THE REQUEST:
Copy each line with the word "ylabel" in it.

DATA PROVIDED:
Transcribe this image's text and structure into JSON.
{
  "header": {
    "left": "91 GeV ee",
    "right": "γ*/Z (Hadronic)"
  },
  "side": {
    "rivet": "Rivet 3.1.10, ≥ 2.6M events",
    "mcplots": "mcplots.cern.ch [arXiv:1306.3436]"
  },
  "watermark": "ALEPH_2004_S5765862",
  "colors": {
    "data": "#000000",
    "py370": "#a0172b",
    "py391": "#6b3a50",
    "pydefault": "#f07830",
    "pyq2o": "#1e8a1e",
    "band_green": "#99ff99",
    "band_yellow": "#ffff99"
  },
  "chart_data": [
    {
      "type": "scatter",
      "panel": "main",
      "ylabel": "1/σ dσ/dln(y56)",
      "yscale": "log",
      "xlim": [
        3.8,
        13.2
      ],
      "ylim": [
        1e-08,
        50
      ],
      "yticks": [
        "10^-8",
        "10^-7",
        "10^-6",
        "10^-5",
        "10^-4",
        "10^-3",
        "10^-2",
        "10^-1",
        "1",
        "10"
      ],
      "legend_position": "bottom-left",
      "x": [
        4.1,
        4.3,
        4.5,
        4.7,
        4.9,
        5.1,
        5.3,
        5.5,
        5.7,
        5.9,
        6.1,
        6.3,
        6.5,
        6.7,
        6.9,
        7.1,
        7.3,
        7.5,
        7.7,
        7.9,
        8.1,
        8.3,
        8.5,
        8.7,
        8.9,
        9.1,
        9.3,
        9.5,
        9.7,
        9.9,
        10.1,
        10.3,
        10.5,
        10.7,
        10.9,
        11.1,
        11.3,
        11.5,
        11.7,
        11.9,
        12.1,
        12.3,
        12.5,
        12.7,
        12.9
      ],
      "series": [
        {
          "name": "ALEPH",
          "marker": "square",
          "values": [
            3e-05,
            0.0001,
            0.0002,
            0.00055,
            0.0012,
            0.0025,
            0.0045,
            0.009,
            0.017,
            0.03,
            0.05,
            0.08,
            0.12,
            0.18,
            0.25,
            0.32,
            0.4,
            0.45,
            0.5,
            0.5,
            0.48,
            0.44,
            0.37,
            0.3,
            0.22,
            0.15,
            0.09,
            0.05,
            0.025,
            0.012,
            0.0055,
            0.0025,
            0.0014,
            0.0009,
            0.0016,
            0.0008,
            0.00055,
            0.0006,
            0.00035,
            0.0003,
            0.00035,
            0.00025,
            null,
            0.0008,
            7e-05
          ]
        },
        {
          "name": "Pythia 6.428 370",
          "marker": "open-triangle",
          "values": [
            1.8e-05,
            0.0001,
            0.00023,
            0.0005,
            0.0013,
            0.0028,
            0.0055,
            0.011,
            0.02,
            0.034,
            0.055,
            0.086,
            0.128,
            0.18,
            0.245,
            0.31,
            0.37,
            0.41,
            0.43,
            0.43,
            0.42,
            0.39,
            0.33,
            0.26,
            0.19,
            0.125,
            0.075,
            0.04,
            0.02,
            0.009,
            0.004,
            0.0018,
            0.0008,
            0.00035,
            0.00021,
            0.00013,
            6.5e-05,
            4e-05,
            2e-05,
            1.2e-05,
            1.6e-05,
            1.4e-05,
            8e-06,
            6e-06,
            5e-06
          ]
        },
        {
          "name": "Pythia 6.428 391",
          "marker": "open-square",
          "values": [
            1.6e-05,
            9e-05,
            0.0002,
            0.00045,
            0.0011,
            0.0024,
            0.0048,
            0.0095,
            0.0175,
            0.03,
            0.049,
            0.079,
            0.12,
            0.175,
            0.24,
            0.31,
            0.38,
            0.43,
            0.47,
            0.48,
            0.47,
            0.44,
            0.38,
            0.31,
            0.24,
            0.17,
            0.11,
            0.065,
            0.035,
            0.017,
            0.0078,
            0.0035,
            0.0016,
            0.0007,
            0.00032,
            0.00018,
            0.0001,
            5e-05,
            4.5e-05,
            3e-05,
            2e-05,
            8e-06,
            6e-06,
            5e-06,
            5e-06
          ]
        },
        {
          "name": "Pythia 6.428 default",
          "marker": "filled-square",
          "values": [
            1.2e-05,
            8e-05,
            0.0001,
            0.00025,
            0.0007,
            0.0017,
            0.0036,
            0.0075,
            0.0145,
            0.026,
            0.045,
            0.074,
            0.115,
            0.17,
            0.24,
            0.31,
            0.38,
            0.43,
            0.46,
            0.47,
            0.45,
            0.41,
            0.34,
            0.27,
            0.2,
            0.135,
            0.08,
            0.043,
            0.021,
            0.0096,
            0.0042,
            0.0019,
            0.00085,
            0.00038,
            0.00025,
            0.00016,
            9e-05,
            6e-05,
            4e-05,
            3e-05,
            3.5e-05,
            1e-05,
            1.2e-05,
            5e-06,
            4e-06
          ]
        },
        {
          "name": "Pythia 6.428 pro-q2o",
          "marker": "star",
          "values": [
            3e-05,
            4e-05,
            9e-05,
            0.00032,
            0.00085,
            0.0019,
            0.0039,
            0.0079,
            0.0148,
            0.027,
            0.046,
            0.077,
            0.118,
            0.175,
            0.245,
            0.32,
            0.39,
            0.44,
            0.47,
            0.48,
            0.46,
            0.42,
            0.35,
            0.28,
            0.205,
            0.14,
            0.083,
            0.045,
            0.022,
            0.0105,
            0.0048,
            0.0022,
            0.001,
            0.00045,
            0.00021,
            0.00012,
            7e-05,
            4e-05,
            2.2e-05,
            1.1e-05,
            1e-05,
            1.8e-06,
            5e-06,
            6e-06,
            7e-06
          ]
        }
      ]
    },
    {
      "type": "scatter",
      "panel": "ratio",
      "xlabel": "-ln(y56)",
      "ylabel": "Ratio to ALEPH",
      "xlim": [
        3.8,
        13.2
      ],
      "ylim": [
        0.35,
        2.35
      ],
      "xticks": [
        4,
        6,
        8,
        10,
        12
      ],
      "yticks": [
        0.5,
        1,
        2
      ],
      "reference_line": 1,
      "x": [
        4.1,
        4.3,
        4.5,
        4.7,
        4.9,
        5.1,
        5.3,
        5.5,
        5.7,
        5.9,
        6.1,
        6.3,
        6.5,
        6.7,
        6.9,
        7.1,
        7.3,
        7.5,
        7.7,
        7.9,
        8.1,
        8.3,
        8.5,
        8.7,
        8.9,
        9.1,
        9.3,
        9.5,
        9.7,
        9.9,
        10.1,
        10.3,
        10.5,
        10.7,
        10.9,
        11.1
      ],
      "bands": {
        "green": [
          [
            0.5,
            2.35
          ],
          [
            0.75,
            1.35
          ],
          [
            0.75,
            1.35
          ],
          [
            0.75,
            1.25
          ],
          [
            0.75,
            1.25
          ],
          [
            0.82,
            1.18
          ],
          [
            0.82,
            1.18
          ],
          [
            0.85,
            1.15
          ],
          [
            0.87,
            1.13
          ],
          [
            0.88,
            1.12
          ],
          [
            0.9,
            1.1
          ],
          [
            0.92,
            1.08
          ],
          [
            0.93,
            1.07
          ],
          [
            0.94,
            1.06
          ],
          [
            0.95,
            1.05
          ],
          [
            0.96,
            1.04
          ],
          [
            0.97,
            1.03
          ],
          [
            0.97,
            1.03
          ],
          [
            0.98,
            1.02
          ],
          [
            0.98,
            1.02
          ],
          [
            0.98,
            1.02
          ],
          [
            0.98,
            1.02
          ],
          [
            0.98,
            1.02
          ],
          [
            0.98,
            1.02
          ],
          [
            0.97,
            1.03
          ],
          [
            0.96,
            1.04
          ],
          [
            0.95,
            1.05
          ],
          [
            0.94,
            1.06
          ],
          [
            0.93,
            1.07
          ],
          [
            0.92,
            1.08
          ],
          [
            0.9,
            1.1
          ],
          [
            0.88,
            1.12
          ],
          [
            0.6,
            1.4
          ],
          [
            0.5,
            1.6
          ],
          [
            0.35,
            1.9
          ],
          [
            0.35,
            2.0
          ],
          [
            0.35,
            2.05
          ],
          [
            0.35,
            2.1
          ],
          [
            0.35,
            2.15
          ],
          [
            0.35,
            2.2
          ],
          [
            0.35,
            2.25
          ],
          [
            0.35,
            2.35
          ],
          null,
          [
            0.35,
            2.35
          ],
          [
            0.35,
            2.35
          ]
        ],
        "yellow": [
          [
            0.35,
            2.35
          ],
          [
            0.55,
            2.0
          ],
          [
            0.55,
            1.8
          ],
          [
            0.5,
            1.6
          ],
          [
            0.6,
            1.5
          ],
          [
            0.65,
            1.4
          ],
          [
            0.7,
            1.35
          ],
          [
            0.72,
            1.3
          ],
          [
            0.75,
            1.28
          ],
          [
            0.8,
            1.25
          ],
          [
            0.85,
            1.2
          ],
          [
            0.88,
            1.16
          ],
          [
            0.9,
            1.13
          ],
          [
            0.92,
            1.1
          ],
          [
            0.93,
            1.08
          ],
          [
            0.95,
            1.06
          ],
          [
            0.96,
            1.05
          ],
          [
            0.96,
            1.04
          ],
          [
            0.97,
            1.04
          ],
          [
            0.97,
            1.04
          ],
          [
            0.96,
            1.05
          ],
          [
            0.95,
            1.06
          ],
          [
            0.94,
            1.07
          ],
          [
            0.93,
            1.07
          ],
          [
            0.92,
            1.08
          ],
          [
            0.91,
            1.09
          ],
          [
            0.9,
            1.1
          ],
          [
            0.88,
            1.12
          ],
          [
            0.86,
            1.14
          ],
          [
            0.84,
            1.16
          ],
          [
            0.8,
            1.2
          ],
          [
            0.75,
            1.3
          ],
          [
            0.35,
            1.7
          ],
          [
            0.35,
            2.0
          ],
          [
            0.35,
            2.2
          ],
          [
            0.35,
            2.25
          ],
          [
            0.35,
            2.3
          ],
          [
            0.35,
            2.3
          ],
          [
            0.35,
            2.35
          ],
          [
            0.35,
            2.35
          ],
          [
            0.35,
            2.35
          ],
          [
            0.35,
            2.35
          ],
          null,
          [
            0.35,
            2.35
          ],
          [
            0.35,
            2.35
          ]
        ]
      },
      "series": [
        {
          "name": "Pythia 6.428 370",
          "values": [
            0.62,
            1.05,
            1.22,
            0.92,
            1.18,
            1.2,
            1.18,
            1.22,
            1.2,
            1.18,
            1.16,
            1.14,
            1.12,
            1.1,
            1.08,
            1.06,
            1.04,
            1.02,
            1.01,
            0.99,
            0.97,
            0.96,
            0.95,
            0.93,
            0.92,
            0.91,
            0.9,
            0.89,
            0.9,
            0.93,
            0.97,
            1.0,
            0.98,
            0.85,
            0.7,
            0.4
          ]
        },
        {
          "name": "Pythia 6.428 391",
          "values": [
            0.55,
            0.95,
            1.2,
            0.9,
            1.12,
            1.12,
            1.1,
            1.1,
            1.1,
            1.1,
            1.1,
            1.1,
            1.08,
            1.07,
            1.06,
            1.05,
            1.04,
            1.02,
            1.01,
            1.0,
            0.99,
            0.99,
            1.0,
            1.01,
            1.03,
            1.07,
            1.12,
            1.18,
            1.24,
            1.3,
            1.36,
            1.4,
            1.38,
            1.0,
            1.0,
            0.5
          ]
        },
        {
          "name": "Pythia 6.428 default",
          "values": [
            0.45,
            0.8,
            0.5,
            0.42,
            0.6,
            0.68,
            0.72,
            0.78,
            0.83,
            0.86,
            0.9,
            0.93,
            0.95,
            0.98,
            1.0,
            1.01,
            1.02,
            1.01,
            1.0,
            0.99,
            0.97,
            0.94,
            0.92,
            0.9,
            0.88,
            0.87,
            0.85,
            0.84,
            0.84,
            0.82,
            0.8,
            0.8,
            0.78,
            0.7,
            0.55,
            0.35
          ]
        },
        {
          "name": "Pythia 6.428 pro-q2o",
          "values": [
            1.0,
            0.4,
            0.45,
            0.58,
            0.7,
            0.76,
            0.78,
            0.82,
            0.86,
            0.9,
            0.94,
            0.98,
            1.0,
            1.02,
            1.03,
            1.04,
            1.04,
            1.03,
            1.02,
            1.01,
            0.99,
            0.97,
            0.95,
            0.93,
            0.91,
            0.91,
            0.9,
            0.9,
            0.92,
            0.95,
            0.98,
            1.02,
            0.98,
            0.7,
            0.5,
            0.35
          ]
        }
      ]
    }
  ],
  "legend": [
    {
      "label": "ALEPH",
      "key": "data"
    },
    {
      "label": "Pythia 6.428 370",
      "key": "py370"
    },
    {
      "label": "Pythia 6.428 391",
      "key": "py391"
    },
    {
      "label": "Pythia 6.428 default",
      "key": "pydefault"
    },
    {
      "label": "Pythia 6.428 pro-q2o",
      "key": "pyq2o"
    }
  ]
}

SOLUTION TO THE EXERCISE:
      "ylabel": "1/σ dσ/dln(y56)",
      "ylabel": "Ratio to ALEPH",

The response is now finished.